WHAT YOU NEED TO DO
Write out the material exactly, leaving every picture behind.

-- Start of RAW RECORDS --

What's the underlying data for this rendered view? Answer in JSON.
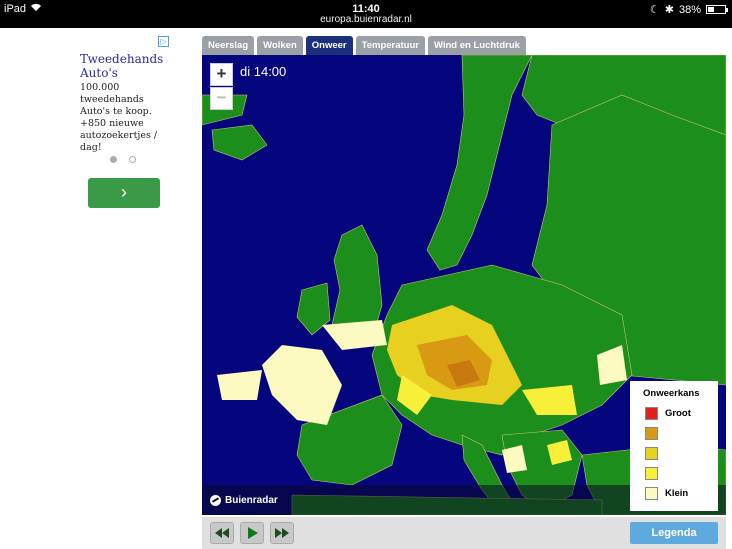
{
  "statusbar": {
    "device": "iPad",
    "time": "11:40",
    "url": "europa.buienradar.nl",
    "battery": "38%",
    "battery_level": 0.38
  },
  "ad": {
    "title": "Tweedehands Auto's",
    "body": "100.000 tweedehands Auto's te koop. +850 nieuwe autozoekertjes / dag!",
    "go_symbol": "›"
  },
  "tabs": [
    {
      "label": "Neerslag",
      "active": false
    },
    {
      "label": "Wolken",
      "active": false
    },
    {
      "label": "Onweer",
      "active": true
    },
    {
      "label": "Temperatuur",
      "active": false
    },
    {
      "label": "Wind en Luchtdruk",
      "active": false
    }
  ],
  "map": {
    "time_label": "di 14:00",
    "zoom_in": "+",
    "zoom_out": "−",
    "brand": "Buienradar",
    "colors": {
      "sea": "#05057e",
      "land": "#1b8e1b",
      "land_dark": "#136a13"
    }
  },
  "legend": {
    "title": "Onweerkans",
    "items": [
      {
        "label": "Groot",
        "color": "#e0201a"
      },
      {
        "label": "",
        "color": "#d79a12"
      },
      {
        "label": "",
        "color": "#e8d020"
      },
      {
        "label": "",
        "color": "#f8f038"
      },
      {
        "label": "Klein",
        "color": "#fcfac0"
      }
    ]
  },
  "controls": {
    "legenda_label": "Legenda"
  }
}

-- End of RAW RECORDS --

THE ANSWER
What's the underlying data for this rendered view? Answer in JSON.
{
  "statusbar": {
    "device": "iPad",
    "time": "11:40",
    "url": "europa.buienradar.nl",
    "battery": "38%",
    "battery_level": 0.38
  },
  "ad": {
    "title": "Tweedehands Auto's",
    "body": "100.000 tweedehands Auto's te koop. +850 nieuwe autozoekertjes / dag!",
    "go_symbol": "›"
  },
  "tabs": [
    {
      "label": "Neerslag",
      "active": false
    },
    {
      "label": "Wolken",
      "active": false
    },
    {
      "label": "Onweer",
      "active": true
    },
    {
      "label": "Temperatuur",
      "active": false
    },
    {
      "label": "Wind en Luchtdruk",
      "active": false
    }
  ],
  "map": {
    "time_label": "di 14:00",
    "zoom_in": "+",
    "zoom_out": "−",
    "brand": "Buienradar",
    "colors": {
      "sea": "#05057e",
      "land": "#1b8e1b",
      "land_dark": "#136a13"
    }
  },
  "legend": {
    "title": "Onweerkans",
    "items": [
      {
        "label": "Groot",
        "color": "#e0201a"
      },
      {
        "label": "",
        "color": "#d79a12"
      },
      {
        "label": "",
        "color": "#e8d020"
      },
      {
        "label": "",
        "color": "#f8f038"
      },
      {
        "label": "Klein",
        "color": "#fcfac0"
      }
    ]
  },
  "controls": {
    "legenda_label": "Legenda"
  }
}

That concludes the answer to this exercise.